§ **Given instruction**
Below are records. Copy every line with "View" in it.
** begin Given records **
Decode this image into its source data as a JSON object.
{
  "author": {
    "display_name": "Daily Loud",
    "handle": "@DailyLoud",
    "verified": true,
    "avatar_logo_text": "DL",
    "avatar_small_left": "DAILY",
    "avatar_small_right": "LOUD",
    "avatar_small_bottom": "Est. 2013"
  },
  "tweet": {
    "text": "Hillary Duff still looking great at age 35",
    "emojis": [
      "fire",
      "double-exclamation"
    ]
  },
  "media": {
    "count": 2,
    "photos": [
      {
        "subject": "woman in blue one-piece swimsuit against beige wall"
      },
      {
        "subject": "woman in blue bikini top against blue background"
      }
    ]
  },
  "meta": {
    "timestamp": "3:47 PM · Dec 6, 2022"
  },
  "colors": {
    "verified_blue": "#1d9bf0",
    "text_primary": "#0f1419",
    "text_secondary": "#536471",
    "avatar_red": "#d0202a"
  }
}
** end Given records **
** begin Given records **
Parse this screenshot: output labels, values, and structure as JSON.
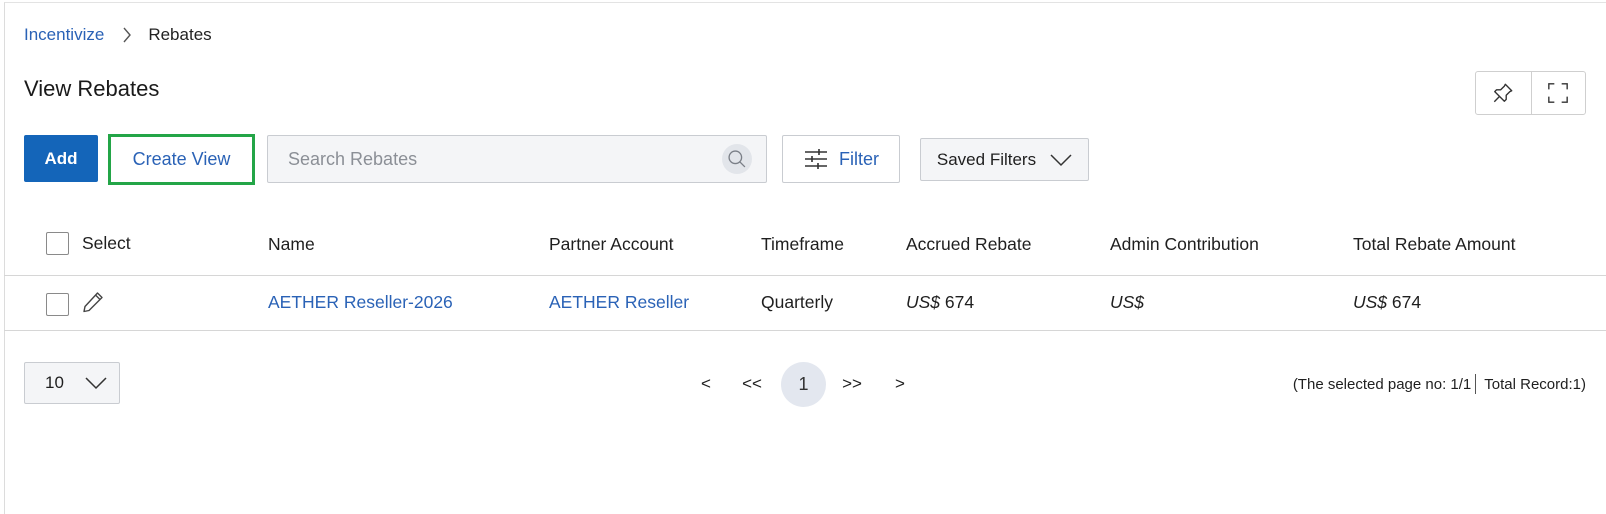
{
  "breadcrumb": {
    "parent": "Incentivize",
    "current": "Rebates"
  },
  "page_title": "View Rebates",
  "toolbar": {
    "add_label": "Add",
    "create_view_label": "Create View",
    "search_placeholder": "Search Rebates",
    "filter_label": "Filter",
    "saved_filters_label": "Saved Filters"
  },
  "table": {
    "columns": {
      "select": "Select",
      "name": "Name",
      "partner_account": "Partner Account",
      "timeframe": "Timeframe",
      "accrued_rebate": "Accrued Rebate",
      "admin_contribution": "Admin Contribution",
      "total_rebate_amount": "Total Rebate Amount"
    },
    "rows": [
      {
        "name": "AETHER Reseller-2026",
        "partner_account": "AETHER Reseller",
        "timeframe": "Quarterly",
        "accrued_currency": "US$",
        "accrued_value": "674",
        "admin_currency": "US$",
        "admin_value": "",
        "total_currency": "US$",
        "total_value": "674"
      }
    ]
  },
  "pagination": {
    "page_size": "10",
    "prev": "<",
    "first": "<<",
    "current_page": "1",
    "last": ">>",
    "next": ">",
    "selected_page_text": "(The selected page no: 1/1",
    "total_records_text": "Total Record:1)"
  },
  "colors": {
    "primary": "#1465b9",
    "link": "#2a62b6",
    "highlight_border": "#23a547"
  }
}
** end Given records **
** begin Given records **
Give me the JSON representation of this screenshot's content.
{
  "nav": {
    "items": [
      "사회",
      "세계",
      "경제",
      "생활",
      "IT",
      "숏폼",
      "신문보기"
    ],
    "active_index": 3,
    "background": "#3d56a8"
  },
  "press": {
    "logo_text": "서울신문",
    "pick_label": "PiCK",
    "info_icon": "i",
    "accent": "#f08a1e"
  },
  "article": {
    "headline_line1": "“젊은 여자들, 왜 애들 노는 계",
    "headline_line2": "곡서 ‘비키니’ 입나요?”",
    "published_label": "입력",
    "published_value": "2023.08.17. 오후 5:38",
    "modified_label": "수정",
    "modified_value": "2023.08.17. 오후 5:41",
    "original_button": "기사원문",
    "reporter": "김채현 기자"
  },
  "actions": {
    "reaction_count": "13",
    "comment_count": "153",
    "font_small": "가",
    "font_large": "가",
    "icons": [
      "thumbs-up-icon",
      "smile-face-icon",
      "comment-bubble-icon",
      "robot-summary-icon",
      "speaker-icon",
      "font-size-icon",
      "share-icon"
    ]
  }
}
** end Given records **
§ **Output below**
  "page_title": "View Rebates",
    "create_view_label": "Create View",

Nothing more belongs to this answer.